[Dataset items]
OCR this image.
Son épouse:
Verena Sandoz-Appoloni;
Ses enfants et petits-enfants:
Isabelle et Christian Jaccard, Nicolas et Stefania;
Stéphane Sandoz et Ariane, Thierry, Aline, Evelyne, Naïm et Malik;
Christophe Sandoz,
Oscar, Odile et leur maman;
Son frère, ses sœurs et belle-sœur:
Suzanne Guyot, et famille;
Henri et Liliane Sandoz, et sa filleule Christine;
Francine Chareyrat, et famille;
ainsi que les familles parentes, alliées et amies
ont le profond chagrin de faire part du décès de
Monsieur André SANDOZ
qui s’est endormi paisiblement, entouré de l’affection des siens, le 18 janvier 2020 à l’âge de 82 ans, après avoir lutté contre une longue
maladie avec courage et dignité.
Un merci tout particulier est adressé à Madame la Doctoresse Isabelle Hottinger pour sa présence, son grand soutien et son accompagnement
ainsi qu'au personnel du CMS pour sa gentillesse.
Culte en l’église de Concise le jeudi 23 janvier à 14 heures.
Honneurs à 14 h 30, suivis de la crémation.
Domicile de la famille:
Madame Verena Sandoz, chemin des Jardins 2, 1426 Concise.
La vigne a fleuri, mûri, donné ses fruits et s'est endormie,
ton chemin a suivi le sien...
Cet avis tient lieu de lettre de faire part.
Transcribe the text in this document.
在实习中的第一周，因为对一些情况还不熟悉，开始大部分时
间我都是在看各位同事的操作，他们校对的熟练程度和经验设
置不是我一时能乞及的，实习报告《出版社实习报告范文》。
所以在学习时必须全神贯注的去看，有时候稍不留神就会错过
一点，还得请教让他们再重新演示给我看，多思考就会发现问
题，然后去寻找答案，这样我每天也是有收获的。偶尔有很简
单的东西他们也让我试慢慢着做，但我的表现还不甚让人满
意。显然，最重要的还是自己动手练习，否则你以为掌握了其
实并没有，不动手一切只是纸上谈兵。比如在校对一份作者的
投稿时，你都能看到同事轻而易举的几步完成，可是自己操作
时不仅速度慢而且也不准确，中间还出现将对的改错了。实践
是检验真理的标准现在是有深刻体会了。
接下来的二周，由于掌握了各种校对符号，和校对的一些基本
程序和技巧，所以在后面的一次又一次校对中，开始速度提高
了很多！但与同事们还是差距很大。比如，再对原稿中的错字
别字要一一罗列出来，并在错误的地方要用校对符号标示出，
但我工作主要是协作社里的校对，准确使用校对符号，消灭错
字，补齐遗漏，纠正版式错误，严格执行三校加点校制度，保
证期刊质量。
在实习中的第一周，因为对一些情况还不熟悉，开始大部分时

* * *

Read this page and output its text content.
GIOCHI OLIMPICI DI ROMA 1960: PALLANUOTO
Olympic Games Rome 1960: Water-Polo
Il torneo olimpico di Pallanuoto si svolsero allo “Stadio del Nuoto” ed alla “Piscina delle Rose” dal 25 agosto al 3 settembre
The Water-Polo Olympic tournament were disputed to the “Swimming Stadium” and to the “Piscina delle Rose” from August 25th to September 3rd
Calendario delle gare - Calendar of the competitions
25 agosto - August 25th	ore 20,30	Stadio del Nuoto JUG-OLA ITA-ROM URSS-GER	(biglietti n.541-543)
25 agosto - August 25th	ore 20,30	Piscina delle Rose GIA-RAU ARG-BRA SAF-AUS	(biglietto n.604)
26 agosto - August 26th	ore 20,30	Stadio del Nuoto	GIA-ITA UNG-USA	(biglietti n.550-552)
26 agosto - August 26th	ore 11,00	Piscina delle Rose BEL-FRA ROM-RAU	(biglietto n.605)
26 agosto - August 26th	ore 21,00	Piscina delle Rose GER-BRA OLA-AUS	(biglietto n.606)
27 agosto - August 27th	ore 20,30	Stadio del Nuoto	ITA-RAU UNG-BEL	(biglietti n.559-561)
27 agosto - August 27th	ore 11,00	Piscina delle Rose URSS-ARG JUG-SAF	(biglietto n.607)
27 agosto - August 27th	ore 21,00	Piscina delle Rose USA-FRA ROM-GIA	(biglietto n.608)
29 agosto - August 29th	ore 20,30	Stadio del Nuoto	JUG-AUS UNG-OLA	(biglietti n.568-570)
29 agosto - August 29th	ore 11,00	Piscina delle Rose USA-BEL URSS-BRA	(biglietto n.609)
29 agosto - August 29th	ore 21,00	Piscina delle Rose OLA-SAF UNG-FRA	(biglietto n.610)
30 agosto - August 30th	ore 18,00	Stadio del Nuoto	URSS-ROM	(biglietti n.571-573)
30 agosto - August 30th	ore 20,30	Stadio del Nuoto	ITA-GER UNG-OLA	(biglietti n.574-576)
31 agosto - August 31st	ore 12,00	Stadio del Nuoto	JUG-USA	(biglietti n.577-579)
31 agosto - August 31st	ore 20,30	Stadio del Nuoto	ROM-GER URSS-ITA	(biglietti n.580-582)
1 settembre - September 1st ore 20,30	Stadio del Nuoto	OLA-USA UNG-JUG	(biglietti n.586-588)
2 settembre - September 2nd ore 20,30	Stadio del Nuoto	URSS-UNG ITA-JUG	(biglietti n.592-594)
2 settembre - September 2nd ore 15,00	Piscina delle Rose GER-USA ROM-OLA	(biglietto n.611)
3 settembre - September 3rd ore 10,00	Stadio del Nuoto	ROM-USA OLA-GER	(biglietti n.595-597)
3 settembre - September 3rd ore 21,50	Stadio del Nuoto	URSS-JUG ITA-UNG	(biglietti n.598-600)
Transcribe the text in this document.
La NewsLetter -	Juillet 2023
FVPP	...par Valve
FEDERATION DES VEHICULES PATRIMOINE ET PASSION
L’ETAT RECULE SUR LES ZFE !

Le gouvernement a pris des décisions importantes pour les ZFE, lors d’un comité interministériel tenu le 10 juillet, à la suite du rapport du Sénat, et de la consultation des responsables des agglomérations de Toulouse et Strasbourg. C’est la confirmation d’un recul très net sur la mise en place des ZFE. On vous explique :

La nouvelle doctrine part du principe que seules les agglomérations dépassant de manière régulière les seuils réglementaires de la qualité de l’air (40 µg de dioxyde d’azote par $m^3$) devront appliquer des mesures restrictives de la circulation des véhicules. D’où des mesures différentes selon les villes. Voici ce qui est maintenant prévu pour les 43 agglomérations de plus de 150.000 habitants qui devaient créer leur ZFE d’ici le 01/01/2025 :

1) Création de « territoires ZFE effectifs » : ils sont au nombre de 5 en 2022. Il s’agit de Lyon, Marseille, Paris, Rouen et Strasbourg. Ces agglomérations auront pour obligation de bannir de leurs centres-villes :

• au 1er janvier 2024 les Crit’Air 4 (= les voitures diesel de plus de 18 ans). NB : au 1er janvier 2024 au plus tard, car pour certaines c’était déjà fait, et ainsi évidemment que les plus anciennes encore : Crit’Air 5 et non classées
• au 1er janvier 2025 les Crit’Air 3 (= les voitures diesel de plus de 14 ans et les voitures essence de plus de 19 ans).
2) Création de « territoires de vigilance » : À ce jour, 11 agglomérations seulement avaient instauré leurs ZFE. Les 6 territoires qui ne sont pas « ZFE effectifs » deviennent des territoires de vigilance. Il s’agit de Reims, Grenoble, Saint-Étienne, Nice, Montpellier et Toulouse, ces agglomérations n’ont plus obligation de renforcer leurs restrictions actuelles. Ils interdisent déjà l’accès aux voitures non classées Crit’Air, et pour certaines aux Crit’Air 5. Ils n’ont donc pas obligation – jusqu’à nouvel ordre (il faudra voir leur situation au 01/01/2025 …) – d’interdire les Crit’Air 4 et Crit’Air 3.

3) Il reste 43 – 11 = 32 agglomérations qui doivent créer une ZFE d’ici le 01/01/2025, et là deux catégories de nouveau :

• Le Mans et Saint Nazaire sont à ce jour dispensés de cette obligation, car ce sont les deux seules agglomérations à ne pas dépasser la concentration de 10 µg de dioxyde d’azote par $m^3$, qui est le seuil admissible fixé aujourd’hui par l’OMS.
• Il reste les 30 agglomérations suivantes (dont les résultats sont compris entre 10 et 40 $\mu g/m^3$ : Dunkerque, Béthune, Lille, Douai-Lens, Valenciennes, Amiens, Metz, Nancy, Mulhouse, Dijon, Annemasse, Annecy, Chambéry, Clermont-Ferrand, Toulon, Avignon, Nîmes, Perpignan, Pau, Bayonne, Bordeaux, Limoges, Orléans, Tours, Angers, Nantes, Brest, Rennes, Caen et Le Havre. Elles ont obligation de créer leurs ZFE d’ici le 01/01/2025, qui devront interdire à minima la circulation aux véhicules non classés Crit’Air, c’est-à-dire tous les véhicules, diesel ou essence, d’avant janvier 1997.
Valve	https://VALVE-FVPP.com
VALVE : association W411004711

### Aim
Pull every line containing "classées" out of the records.

### Output for this exercise
• au 1er janvier 2024 les Crit’Air 4 (= les voitures diesel de plus de 18 ans). NB : au 1er janvier 2024 au plus tard, car pour certaines c’était déjà fait, et ainsi évidemment que les plus anciennes encore : Crit’Air 5 et non classées
2) Création de « territoires de vigilance » : À ce jour, 11 agglomérations seulement avaient instauré leurs ZFE. Les 6 territoires qui ne sont pas « ZFE effectifs » deviennent des territoires de vigilance. Il s’agit de Reims, Grenoble, Saint-Étienne, Nice, Montpellier et Toulouse, ces agglomérations n’ont plus obligation de renforcer leurs restrictions actuelles. Ils interdisent déjà l’accès aux voitures non classées Crit’Air, et pour certaines aux Crit’Air 5. Ils n’ont donc pas obligation – jusqu’à nouvel ordre (il faudra voir leur situation au 01/01/2025 …) – d’interdire les Crit’Air 4 et Crit’Air 3.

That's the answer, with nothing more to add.